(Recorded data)
BEGIN

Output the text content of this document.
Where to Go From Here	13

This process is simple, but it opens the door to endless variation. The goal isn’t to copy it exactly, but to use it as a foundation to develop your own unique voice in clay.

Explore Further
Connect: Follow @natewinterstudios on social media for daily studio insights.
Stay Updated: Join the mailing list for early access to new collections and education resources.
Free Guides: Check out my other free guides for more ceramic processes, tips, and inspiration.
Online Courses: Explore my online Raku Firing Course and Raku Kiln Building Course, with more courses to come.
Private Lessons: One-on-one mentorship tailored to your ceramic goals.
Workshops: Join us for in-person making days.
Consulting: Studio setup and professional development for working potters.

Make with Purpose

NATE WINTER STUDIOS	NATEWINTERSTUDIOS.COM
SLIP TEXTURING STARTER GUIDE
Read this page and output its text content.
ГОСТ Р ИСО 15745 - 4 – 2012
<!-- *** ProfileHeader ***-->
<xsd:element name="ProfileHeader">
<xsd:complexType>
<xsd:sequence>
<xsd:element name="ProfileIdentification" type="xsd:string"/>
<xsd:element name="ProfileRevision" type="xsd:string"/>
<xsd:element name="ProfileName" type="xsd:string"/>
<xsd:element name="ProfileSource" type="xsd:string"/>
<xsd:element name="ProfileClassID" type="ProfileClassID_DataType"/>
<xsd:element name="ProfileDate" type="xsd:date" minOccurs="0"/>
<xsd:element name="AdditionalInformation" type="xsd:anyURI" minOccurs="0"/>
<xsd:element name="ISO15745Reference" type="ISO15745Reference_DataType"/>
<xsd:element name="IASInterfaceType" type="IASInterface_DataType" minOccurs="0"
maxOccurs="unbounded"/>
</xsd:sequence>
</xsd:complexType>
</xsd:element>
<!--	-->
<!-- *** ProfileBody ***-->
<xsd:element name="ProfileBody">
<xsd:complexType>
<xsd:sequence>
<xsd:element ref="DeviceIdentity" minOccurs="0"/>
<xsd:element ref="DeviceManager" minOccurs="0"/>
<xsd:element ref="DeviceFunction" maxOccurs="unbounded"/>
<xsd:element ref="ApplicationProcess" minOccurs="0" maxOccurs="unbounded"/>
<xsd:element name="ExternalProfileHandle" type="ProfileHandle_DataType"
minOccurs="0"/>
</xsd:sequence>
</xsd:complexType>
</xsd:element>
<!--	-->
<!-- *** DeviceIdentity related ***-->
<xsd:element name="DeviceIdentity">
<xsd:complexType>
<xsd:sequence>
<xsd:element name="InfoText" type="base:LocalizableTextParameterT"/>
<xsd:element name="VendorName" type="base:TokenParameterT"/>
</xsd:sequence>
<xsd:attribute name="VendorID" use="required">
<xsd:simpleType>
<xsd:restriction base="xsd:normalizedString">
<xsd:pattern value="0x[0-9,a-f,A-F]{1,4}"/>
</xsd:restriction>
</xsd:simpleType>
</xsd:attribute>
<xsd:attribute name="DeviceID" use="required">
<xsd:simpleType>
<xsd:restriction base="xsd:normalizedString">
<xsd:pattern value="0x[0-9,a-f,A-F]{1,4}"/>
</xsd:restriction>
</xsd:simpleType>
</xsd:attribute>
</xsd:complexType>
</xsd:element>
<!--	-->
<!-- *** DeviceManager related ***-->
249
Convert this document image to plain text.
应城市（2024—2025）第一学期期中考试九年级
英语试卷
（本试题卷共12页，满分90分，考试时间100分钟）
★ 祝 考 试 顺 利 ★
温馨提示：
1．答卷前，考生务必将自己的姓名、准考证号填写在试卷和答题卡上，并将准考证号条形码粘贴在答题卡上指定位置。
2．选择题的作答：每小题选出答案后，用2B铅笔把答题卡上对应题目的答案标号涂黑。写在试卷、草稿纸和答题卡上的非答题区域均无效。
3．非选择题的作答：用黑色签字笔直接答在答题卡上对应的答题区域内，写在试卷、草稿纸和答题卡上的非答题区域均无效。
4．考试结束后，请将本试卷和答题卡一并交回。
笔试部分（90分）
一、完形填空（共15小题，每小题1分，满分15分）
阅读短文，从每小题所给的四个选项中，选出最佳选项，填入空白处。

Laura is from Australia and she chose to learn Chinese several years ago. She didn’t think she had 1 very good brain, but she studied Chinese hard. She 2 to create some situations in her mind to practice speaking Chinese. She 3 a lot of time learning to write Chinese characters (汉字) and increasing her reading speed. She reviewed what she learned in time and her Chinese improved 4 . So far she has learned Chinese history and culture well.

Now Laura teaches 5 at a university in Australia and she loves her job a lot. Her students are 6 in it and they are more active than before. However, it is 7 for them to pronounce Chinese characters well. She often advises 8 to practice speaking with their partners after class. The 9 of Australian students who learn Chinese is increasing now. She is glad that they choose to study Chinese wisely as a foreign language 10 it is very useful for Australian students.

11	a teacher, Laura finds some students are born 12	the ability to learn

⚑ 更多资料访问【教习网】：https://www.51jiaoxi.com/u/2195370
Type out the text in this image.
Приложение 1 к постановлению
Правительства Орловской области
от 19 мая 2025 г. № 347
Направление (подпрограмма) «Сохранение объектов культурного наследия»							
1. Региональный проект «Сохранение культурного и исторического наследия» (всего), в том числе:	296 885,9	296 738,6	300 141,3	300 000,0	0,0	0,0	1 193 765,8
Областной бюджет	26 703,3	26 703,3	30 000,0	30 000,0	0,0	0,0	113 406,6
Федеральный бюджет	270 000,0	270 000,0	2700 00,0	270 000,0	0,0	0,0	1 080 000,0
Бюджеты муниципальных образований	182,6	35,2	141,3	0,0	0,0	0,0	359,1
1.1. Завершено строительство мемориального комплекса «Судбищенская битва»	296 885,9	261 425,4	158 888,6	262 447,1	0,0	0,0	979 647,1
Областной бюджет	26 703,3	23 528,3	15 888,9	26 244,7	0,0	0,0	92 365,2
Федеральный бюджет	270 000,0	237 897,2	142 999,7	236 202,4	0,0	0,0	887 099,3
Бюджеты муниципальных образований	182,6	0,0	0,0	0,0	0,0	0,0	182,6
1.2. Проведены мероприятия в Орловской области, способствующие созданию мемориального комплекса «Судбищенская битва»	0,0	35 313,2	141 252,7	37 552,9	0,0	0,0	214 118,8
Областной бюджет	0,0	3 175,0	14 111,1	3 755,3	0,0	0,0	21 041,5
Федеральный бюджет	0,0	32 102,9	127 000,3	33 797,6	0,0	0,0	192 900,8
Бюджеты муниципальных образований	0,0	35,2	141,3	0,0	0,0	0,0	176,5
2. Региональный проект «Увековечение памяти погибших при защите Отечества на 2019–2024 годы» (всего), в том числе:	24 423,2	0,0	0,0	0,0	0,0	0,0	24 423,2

END

Report every line containing the word "increasing" from the listing above.

■ EXERCISE SOLUTION
Laura is from Australia and she chose to learn Chinese several years ago. She didn’t think she had 1 very good brain, but she studied Chinese hard. She 2 to create some situations in her mind to practice speaking Chinese. She 3 a lot of time learning to write Chinese characters (汉字) and increasing her reading speed. She reviewed what she learned in time and her Chinese improved 4 . So far she has learned Chinese history and culture well.
Now Laura teaches 5 at a university in Australia and she loves her job a lot. Her students are 6 in it and they are more active than before. However, it is 7 for them to pronounce Chinese characters well. She often advises 8 to practice speaking with their partners after class. The 9 of Australian students who learn Chinese is increasing now. She is glad that they choose to study Chinese wisely as a foreign language 10 it is very useful for Australian students.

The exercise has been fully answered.